▶ _Exercise brief_:
Answer with the number of lines in the listing below that contain the word "values", and nothing else.

▶ _Given records_:
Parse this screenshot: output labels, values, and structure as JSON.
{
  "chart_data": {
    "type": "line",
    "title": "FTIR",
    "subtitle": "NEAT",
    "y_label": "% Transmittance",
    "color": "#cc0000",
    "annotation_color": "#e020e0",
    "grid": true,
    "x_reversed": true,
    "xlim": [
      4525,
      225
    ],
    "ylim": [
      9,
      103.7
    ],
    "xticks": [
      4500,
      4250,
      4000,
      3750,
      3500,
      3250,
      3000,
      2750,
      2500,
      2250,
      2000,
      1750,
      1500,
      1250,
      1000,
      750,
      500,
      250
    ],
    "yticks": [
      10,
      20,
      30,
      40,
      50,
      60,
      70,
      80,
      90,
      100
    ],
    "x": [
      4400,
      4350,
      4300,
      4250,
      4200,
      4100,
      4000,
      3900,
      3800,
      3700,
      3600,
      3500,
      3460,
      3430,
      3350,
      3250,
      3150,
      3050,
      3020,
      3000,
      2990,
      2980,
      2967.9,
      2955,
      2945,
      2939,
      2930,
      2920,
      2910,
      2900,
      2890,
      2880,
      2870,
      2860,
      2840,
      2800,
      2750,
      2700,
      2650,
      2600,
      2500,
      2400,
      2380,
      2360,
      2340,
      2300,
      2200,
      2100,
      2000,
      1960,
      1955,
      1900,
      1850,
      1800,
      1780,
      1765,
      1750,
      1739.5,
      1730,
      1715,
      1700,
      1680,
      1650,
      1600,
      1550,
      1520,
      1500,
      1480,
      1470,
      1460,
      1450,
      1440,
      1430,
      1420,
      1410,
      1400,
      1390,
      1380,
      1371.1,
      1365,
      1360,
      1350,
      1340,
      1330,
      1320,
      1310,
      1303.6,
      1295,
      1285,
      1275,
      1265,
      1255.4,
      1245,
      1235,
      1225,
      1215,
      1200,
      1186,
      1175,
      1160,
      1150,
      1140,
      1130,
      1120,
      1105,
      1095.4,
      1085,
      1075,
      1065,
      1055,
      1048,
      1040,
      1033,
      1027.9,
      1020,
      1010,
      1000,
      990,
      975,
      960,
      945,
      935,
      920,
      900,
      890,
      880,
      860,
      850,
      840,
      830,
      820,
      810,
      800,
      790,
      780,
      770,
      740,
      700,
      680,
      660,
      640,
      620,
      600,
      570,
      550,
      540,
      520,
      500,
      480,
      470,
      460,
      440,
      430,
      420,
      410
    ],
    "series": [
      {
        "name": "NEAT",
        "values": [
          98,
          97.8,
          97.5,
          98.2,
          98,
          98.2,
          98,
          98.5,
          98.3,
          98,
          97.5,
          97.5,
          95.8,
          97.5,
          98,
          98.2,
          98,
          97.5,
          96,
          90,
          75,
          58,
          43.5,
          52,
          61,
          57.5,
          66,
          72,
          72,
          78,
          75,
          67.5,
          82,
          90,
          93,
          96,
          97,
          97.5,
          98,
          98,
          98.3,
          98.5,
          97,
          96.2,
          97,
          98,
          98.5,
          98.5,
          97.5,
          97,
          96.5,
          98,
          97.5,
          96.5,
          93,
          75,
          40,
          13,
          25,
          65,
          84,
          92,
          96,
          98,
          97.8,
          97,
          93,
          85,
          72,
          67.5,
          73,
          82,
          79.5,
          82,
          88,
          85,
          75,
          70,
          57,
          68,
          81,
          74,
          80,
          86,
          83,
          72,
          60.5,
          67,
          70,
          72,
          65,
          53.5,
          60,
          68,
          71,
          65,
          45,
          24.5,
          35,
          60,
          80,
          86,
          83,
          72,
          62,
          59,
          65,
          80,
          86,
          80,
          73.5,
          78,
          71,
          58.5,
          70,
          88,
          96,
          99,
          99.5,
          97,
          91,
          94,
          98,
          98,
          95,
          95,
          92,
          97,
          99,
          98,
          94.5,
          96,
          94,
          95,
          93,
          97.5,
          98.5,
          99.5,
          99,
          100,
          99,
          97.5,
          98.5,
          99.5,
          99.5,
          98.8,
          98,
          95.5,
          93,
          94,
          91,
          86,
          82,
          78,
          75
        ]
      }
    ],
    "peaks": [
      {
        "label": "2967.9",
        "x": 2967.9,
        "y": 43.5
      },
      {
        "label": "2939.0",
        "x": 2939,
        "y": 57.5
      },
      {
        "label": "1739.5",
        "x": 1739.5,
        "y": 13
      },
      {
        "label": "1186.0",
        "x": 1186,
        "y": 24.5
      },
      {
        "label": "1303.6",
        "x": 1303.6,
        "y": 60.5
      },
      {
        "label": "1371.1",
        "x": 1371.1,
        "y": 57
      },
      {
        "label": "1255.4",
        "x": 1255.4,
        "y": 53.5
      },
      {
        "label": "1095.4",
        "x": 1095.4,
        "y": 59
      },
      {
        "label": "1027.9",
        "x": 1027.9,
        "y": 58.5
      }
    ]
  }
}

▶ _Correct output_:
2